» **Direction**: Return all lines from the listing below in which the string "Pollution" occurs.

» **Stored rows**:
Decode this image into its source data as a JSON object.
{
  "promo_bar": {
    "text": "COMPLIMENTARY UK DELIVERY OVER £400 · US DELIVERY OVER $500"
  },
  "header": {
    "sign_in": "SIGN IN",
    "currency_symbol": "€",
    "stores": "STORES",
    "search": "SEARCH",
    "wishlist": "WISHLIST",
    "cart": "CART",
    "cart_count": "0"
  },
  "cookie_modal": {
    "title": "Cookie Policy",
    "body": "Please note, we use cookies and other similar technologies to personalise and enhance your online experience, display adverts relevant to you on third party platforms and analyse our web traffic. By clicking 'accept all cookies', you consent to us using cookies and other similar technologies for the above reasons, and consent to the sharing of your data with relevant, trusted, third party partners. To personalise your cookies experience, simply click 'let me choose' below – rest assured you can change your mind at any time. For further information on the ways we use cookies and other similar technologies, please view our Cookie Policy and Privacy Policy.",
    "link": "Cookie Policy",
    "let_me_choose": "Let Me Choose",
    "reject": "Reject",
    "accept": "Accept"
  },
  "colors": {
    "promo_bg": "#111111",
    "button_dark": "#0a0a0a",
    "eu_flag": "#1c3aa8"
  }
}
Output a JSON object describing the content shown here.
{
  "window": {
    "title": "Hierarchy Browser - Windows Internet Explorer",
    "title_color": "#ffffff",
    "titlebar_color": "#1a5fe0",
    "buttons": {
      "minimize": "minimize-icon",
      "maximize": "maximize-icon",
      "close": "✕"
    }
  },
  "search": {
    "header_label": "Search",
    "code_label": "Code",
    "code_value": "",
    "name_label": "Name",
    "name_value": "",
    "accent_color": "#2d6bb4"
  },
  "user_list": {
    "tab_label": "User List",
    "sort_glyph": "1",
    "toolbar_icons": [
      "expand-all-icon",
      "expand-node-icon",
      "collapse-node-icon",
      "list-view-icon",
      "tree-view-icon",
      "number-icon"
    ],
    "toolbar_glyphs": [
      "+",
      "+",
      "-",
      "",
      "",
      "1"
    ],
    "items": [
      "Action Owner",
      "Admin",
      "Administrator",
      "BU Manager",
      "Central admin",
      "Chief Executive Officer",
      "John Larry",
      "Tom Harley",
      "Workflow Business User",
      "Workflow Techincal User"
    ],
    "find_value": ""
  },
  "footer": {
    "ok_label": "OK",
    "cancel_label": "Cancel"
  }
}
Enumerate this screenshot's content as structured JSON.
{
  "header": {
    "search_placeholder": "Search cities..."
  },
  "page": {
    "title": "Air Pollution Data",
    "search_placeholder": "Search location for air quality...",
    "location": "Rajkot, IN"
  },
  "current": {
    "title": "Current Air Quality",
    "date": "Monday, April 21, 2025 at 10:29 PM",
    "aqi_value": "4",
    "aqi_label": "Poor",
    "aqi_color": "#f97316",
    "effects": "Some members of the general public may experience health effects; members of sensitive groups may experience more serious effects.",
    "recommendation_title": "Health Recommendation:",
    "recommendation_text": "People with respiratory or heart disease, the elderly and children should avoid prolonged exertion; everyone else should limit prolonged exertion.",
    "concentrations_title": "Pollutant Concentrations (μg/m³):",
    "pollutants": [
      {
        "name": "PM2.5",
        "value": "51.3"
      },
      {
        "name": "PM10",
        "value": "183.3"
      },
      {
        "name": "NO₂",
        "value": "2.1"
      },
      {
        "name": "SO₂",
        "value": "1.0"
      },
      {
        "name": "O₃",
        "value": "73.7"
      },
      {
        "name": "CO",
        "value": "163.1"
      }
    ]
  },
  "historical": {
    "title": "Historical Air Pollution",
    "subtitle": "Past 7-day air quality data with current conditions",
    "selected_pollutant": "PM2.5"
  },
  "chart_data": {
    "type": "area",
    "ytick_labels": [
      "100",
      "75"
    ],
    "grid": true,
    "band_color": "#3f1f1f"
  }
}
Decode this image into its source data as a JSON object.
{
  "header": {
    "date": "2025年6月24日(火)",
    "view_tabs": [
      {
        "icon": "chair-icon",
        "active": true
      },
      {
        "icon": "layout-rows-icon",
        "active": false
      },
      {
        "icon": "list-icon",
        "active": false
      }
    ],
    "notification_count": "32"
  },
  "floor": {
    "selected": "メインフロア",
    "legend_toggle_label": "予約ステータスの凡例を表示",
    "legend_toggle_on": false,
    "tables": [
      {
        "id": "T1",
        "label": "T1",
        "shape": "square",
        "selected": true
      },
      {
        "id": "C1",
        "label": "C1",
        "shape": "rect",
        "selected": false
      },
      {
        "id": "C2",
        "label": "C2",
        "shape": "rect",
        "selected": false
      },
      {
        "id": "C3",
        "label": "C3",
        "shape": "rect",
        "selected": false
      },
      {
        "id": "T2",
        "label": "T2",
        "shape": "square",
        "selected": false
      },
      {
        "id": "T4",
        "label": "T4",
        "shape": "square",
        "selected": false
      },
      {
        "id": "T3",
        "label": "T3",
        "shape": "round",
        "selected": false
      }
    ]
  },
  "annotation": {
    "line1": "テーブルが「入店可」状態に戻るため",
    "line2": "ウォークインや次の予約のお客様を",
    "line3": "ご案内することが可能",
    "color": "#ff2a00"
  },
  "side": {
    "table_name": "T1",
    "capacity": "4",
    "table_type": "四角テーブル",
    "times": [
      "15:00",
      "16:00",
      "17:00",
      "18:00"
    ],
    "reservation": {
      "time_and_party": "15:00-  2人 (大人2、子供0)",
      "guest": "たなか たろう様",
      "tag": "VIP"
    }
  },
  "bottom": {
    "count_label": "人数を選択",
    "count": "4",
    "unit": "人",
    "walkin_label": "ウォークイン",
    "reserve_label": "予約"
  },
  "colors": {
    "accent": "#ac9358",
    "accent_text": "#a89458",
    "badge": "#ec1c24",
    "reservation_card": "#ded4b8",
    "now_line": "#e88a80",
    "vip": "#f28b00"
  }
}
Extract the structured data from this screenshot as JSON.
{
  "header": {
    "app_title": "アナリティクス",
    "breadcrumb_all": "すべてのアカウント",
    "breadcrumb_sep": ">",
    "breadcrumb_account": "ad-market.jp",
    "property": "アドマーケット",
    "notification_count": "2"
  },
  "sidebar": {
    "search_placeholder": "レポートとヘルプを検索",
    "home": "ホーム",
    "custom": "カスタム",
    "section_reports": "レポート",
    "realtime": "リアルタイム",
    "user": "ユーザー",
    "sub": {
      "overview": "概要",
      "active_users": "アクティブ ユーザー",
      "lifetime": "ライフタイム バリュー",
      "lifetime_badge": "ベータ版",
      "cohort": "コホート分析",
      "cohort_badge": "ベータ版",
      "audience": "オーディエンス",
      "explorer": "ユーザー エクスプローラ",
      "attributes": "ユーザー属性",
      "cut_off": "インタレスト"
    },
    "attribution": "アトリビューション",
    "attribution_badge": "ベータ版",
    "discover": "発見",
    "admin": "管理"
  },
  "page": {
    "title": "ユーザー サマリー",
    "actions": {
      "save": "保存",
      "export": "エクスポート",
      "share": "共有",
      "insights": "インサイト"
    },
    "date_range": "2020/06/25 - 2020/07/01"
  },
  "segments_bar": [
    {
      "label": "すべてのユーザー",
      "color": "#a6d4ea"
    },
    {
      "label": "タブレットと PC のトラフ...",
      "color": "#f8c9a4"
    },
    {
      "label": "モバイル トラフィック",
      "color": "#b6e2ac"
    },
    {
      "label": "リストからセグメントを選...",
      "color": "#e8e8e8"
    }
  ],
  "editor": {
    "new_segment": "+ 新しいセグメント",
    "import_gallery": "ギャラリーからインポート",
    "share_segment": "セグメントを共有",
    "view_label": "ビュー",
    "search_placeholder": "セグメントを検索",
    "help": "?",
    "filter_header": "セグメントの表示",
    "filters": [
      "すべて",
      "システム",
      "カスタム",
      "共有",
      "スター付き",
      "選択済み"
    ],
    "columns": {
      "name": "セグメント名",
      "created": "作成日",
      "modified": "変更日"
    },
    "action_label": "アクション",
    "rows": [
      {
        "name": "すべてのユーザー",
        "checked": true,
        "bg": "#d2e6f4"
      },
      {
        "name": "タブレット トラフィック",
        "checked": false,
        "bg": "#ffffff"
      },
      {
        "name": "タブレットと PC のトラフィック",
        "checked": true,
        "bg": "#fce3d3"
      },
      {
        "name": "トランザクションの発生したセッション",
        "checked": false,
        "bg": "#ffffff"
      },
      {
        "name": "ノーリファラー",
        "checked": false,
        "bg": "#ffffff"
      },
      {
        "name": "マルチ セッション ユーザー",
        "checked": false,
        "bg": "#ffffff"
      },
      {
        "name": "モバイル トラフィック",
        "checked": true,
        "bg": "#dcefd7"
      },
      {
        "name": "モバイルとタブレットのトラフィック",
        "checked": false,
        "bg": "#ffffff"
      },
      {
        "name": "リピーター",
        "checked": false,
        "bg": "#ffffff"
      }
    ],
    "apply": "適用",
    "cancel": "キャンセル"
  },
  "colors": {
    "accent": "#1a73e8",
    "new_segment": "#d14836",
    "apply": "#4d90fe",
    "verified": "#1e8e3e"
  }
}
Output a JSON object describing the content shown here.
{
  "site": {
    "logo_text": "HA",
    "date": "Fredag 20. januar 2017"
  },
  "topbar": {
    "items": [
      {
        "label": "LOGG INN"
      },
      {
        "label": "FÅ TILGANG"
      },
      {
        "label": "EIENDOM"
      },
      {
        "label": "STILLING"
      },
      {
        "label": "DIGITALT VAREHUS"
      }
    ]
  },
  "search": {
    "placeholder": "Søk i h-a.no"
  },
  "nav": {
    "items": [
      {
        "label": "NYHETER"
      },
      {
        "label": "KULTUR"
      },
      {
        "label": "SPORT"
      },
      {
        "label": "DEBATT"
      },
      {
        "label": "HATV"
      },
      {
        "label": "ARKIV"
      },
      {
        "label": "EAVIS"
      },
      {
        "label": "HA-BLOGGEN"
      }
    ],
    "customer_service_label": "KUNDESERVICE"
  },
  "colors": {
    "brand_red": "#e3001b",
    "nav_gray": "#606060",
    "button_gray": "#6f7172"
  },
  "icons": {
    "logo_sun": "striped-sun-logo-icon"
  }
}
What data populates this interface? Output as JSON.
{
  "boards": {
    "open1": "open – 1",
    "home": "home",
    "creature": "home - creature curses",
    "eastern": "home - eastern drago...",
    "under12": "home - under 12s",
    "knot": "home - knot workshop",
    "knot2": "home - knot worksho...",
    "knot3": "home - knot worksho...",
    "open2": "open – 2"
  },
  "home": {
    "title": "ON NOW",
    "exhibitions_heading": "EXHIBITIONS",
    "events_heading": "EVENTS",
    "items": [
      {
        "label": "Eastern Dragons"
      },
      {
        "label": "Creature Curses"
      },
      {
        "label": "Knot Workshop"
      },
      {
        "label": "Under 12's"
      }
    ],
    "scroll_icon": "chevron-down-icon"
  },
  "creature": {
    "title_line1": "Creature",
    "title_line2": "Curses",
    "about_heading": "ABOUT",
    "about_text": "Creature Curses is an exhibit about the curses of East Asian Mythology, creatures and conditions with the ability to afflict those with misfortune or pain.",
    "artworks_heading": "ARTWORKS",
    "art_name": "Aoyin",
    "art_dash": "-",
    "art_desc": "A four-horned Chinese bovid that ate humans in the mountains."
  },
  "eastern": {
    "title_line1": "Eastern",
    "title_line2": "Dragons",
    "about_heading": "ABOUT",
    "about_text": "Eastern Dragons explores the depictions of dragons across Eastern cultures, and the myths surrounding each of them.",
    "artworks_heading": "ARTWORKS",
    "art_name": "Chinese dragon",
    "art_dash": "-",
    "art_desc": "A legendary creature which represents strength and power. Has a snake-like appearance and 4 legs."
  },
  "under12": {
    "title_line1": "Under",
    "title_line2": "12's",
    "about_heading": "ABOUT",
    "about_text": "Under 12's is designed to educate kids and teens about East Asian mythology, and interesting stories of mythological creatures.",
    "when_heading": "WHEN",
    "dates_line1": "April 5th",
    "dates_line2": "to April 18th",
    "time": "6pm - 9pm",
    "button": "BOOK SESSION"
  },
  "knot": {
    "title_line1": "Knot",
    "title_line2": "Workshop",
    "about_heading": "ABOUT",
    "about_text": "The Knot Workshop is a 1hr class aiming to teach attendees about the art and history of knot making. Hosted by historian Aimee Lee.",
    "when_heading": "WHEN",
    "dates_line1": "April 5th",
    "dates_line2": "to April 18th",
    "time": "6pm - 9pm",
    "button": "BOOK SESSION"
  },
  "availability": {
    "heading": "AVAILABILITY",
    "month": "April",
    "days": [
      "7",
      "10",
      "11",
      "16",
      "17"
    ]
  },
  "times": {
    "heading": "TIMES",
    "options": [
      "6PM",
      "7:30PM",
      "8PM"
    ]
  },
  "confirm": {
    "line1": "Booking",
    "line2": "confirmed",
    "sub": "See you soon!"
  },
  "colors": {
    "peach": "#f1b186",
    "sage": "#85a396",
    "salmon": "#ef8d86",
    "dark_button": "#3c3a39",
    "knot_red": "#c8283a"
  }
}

» **Result for this task**:
    "title": "Air Pollution Data",
    "title": "Historical Air Pollution",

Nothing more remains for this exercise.